Dataset rows about figures:
▼

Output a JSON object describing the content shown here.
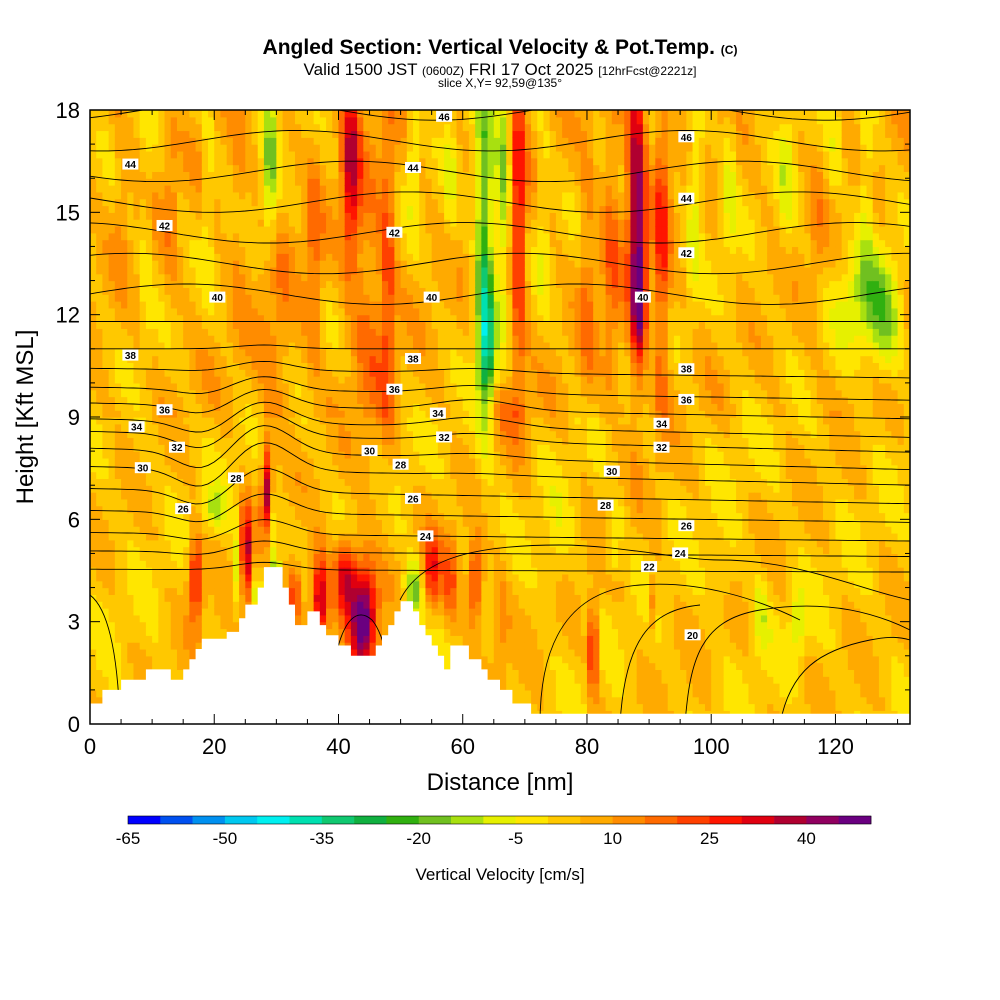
{
  "header": {
    "title": "Angled Section: Vertical Velocity & Pot.Temp.",
    "title_tag": "(C)",
    "valid_prefix": "Valid 1500 JST",
    "valid_zulu": "(0600Z)",
    "valid_date": "FRI 17 Oct 2025",
    "forecast": "[12hrFcst@2221z]",
    "slice": "slice X,Y= 92,59@135°"
  },
  "chart_data": {
    "type": "heatmap",
    "title": "Angled Section: Vertical Velocity & Pot.Temp.",
    "xlabel": "Distance [nm]",
    "ylabel": "Height [Kft MSL]",
    "xlim": [
      0,
      132
    ],
    "ylim": [
      0,
      18
    ],
    "xticks": [
      0,
      20,
      40,
      60,
      80,
      100,
      120
    ],
    "yticks": [
      0,
      3,
      6,
      9,
      12,
      15,
      18
    ],
    "colorbar": {
      "label": "Vertical Velocity [cm/s]",
      "min": -65,
      "step": 5,
      "colors": [
        "#0000ff",
        "#0050f0",
        "#0090f0",
        "#00c8f0",
        "#00f0f0",
        "#00e0b0",
        "#10c870",
        "#10b040",
        "#30b010",
        "#70c020",
        "#a8e010",
        "#e6f000",
        "#ffe600",
        "#ffc800",
        "#ffaa00",
        "#ff8c00",
        "#ff6a00",
        "#ff4000",
        "#ff1500",
        "#e00010",
        "#b00030",
        "#900060",
        "#6a0080"
      ],
      "tick_labels": [
        "-65",
        "-50",
        "-35",
        "-20",
        "-5",
        "10",
        "25",
        "40"
      ]
    },
    "theta_contour_levels": [
      20,
      22,
      24,
      26,
      28,
      30,
      32,
      34,
      36,
      38,
      40,
      42,
      44,
      46
    ],
    "theta_labels": [
      {
        "text": "44",
        "x": 6.5,
        "y": 16.4
      },
      {
        "text": "44",
        "x": 52,
        "y": 16.3
      },
      {
        "text": "44",
        "x": 96,
        "y": 15.4
      },
      {
        "text": "46",
        "x": 57,
        "y": 17.8
      },
      {
        "text": "46",
        "x": 96,
        "y": 17.2
      },
      {
        "text": "42",
        "x": 12,
        "y": 14.6
      },
      {
        "text": "42",
        "x": 49,
        "y": 14.4
      },
      {
        "text": "42",
        "x": 96,
        "y": 13.8
      },
      {
        "text": "40",
        "x": 20.5,
        "y": 12.5
      },
      {
        "text": "40",
        "x": 55,
        "y": 12.5
      },
      {
        "text": "40",
        "x": 89,
        "y": 12.5
      },
      {
        "text": "38",
        "x": 6.5,
        "y": 10.8
      },
      {
        "text": "38",
        "x": 52,
        "y": 10.7
      },
      {
        "text": "38",
        "x": 96,
        "y": 10.4
      },
      {
        "text": "36",
        "x": 12,
        "y": 9.2
      },
      {
        "text": "36",
        "x": 49,
        "y": 9.8
      },
      {
        "text": "36",
        "x": 96,
        "y": 9.5
      },
      {
        "text": "34",
        "x": 7.5,
        "y": 8.7
      },
      {
        "text": "34",
        "x": 56,
        "y": 9.1
      },
      {
        "text": "34",
        "x": 92,
        "y": 8.8
      },
      {
        "text": "32",
        "x": 14,
        "y": 8.1
      },
      {
        "text": "32",
        "x": 57,
        "y": 8.4
      },
      {
        "text": "32",
        "x": 92,
        "y": 8.1
      },
      {
        "text": "30",
        "x": 8.5,
        "y": 7.5
      },
      {
        "text": "30",
        "x": 45,
        "y": 8.0
      },
      {
        "text": "30",
        "x": 84,
        "y": 7.4
      },
      {
        "text": "28",
        "x": 23.5,
        "y": 7.2
      },
      {
        "text": "28",
        "x": 50,
        "y": 7.6
      },
      {
        "text": "28",
        "x": 83,
        "y": 6.4
      },
      {
        "text": "26",
        "x": 15,
        "y": 6.3
      },
      {
        "text": "26",
        "x": 52,
        "y": 6.6
      },
      {
        "text": "26",
        "x": 96,
        "y": 5.8
      },
      {
        "text": "24",
        "x": 54,
        "y": 5.5
      },
      {
        "text": "24",
        "x": 95,
        "y": 5.0
      },
      {
        "text": "22",
        "x": 90,
        "y": 4.6
      },
      {
        "text": "20",
        "x": 97,
        "y": 2.6
      }
    ],
    "terrain_profile": [
      [
        0,
        0.6
      ],
      [
        2,
        0.6
      ],
      [
        2,
        1.0
      ],
      [
        5,
        1.0
      ],
      [
        5,
        1.3
      ],
      [
        9,
        1.3
      ],
      [
        9,
        1.6
      ],
      [
        13,
        1.6
      ],
      [
        13,
        1.3
      ],
      [
        15,
        1.3
      ],
      [
        15,
        1.6
      ],
      [
        16,
        1.6
      ],
      [
        16,
        1.9
      ],
      [
        17,
        1.9
      ],
      [
        17,
        2.2
      ],
      [
        18,
        2.2
      ],
      [
        18,
        2.5
      ],
      [
        22,
        2.5
      ],
      [
        22,
        2.7
      ],
      [
        24,
        2.7
      ],
      [
        24,
        3.1
      ],
      [
        25,
        3.1
      ],
      [
        25,
        3.5
      ],
      [
        27,
        3.5
      ],
      [
        27,
        4.0
      ],
      [
        28,
        4.0
      ],
      [
        28,
        4.6
      ],
      [
        31,
        4.6
      ],
      [
        31,
        4.0
      ],
      [
        32,
        4.0
      ],
      [
        32,
        3.5
      ],
      [
        33,
        3.5
      ],
      [
        33,
        2.9
      ],
      [
        35,
        2.9
      ],
      [
        35,
        3.3
      ],
      [
        37,
        3.3
      ],
      [
        37,
        2.9
      ],
      [
        38,
        2.9
      ],
      [
        38,
        2.6
      ],
      [
        40,
        2.6
      ],
      [
        40,
        2.3
      ],
      [
        42,
        2.3
      ],
      [
        42,
        2.0
      ],
      [
        46,
        2.0
      ],
      [
        46,
        2.3
      ],
      [
        47,
        2.3
      ],
      [
        47,
        2.6
      ],
      [
        48,
        2.6
      ],
      [
        48,
        2.9
      ],
      [
        49,
        2.9
      ],
      [
        49,
        3.3
      ],
      [
        50,
        3.3
      ],
      [
        50,
        3.6
      ],
      [
        52,
        3.6
      ],
      [
        52,
        3.3
      ],
      [
        53,
        3.3
      ],
      [
        53,
        2.9
      ],
      [
        54,
        2.9
      ],
      [
        54,
        2.6
      ],
      [
        55,
        2.6
      ],
      [
        55,
        2.3
      ],
      [
        56,
        2.3
      ],
      [
        56,
        2.0
      ],
      [
        57,
        2.0
      ],
      [
        57,
        1.6
      ],
      [
        58,
        1.6
      ],
      [
        58,
        2.3
      ],
      [
        61,
        2.3
      ],
      [
        61,
        1.9
      ],
      [
        63,
        1.9
      ],
      [
        63,
        1.6
      ],
      [
        64,
        1.6
      ],
      [
        64,
        1.3
      ],
      [
        66,
        1.3
      ],
      [
        66,
        1.0
      ],
      [
        68,
        1.0
      ],
      [
        68,
        0.6
      ],
      [
        71,
        0.6
      ],
      [
        71,
        0.3
      ],
      [
        132,
        0.3
      ]
    ]
  }
}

▲

The records above must be transcribed exactly. Pictures are left out of the copy.

Written answer:
Output a JSON object describing the content shown here.
{
  "header": {
    "title": "Angled Section: Vertical Velocity & Pot.Temp.",
    "title_tag": "(C)",
    "valid_prefix": "Valid 1500 JST",
    "valid_zulu": "(0600Z)",
    "valid_date": "FRI 17 Oct 2025",
    "forecast": "[12hrFcst@2221z]",
    "slice": "slice X,Y= 92,59@135°"
  },
  "chart_data": {
    "type": "heatmap",
    "title": "Angled Section: Vertical Velocity & Pot.Temp.",
    "xlabel": "Distance [nm]",
    "ylabel": "Height [Kft MSL]",
    "xlim": [
      0,
      132
    ],
    "ylim": [
      0,
      18
    ],
    "xticks": [
      0,
      20,
      40,
      60,
      80,
      100,
      120
    ],
    "yticks": [
      0,
      3,
      6,
      9,
      12,
      15,
      18
    ],
    "colorbar": {
      "label": "Vertical Velocity [cm/s]",
      "min": -65,
      "step": 5,
      "colors": [
        "#0000ff",
        "#0050f0",
        "#0090f0",
        "#00c8f0",
        "#00f0f0",
        "#00e0b0",
        "#10c870",
        "#10b040",
        "#30b010",
        "#70c020",
        "#a8e010",
        "#e6f000",
        "#ffe600",
        "#ffc800",
        "#ffaa00",
        "#ff8c00",
        "#ff6a00",
        "#ff4000",
        "#ff1500",
        "#e00010",
        "#b00030",
        "#900060",
        "#6a0080"
      ],
      "tick_labels": [
        "-65",
        "-50",
        "-35",
        "-20",
        "-5",
        "10",
        "25",
        "40"
      ]
    },
    "theta_contour_levels": [
      20,
      22,
      24,
      26,
      28,
      30,
      32,
      34,
      36,
      38,
      40,
      42,
      44,
      46
    ],
    "theta_labels": [
      {
        "text": "44",
        "x": 6.5,
        "y": 16.4
      },
      {
        "text": "44",
        "x": 52,
        "y": 16.3
      },
      {
        "text": "44",
        "x": 96,
        "y": 15.4
      },
      {
        "text": "46",
        "x": 57,
        "y": 17.8
      },
      {
        "text": "46",
        "x": 96,
        "y": 17.2
      },
      {
        "text": "42",
        "x": 12,
        "y": 14.6
      },
      {
        "text": "42",
        "x": 49,
        "y": 14.4
      },
      {
        "text": "42",
        "x": 96,
        "y": 13.8
      },
      {
        "text": "40",
        "x": 20.5,
        "y": 12.5
      },
      {
        "text": "40",
        "x": 55,
        "y": 12.5
      },
      {
        "text": "40",
        "x": 89,
        "y": 12.5
      },
      {
        "text": "38",
        "x": 6.5,
        "y": 10.8
      },
      {
        "text": "38",
        "x": 52,
        "y": 10.7
      },
      {
        "text": "38",
        "x": 96,
        "y": 10.4
      },
      {
        "text": "36",
        "x": 12,
        "y": 9.2
      },
      {
        "text": "36",
        "x": 49,
        "y": 9.8
      },
      {
        "text": "36",
        "x": 96,
        "y": 9.5
      },
      {
        "text": "34",
        "x": 7.5,
        "y": 8.7
      },
      {
        "text": "34",
        "x": 56,
        "y": 9.1
      },
      {
        "text": "34",
        "x": 92,
        "y": 8.8
      },
      {
        "text": "32",
        "x": 14,
        "y": 8.1
      },
      {
        "text": "32",
        "x": 57,
        "y": 8.4
      },
      {
        "text": "32",
        "x": 92,
        "y": 8.1
      },
      {
        "text": "30",
        "x": 8.5,
        "y": 7.5
      },
      {
        "text": "30",
        "x": 45,
        "y": 8.0
      },
      {
        "text": "30",
        "x": 84,
        "y": 7.4
      },
      {
        "text": "28",
        "x": 23.5,
        "y": 7.2
      },
      {
        "text": "28",
        "x": 50,
        "y": 7.6
      },
      {
        "text": "28",
        "x": 83,
        "y": 6.4
      },
      {
        "text": "26",
        "x": 15,
        "y": 6.3
      },
      {
        "text": "26",
        "x": 52,
        "y": 6.6
      },
      {
        "text": "26",
        "x": 96,
        "y": 5.8
      },
      {
        "text": "24",
        "x": 54,
        "y": 5.5
      },
      {
        "text": "24",
        "x": 95,
        "y": 5.0
      },
      {
        "text": "22",
        "x": 90,
        "y": 4.6
      },
      {
        "text": "20",
        "x": 97,
        "y": 2.6
      }
    ],
    "terrain_profile": [
      [
        0,
        0.6
      ],
      [
        2,
        0.6
      ],
      [
        2,
        1.0
      ],
      [
        5,
        1.0
      ],
      [
        5,
        1.3
      ],
      [
        9,
        1.3
      ],
      [
        9,
        1.6
      ],
      [
        13,
        1.6
      ],
      [
        13,
        1.3
      ],
      [
        15,
        1.3
      ],
      [
        15,
        1.6
      ],
      [
        16,
        1.6
      ],
      [
        16,
        1.9
      ],
      [
        17,
        1.9
      ],
      [
        17,
        2.2
      ],
      [
        18,
        2.2
      ],
      [
        18,
        2.5
      ],
      [
        22,
        2.5
      ],
      [
        22,
        2.7
      ],
      [
        24,
        2.7
      ],
      [
        24,
        3.1
      ],
      [
        25,
        3.1
      ],
      [
        25,
        3.5
      ],
      [
        27,
        3.5
      ],
      [
        27,
        4.0
      ],
      [
        28,
        4.0
      ],
      [
        28,
        4.6
      ],
      [
        31,
        4.6
      ],
      [
        31,
        4.0
      ],
      [
        32,
        4.0
      ],
      [
        32,
        3.5
      ],
      [
        33,
        3.5
      ],
      [
        33,
        2.9
      ],
      [
        35,
        2.9
      ],
      [
        35,
        3.3
      ],
      [
        37,
        3.3
      ],
      [
        37,
        2.9
      ],
      [
        38,
        2.9
      ],
      [
        38,
        2.6
      ],
      [
        40,
        2.6
      ],
      [
        40,
        2.3
      ],
      [
        42,
        2.3
      ],
      [
        42,
        2.0
      ],
      [
        46,
        2.0
      ],
      [
        46,
        2.3
      ],
      [
        47,
        2.3
      ],
      [
        47,
        2.6
      ],
      [
        48,
        2.6
      ],
      [
        48,
        2.9
      ],
      [
        49,
        2.9
      ],
      [
        49,
        3.3
      ],
      [
        50,
        3.3
      ],
      [
        50,
        3.6
      ],
      [
        52,
        3.6
      ],
      [
        52,
        3.3
      ],
      [
        53,
        3.3
      ],
      [
        53,
        2.9
      ],
      [
        54,
        2.9
      ],
      [
        54,
        2.6
      ],
      [
        55,
        2.6
      ],
      [
        55,
        2.3
      ],
      [
        56,
        2.3
      ],
      [
        56,
        2.0
      ],
      [
        57,
        2.0
      ],
      [
        57,
        1.6
      ],
      [
        58,
        1.6
      ],
      [
        58,
        2.3
      ],
      [
        61,
        2.3
      ],
      [
        61,
        1.9
      ],
      [
        63,
        1.9
      ],
      [
        63,
        1.6
      ],
      [
        64,
        1.6
      ],
      [
        64,
        1.3
      ],
      [
        66,
        1.3
      ],
      [
        66,
        1.0
      ],
      [
        68,
        1.0
      ],
      [
        68,
        0.6
      ],
      [
        71,
        0.6
      ],
      [
        71,
        0.3
      ],
      [
        132,
        0.3
      ]
    ]
  }
}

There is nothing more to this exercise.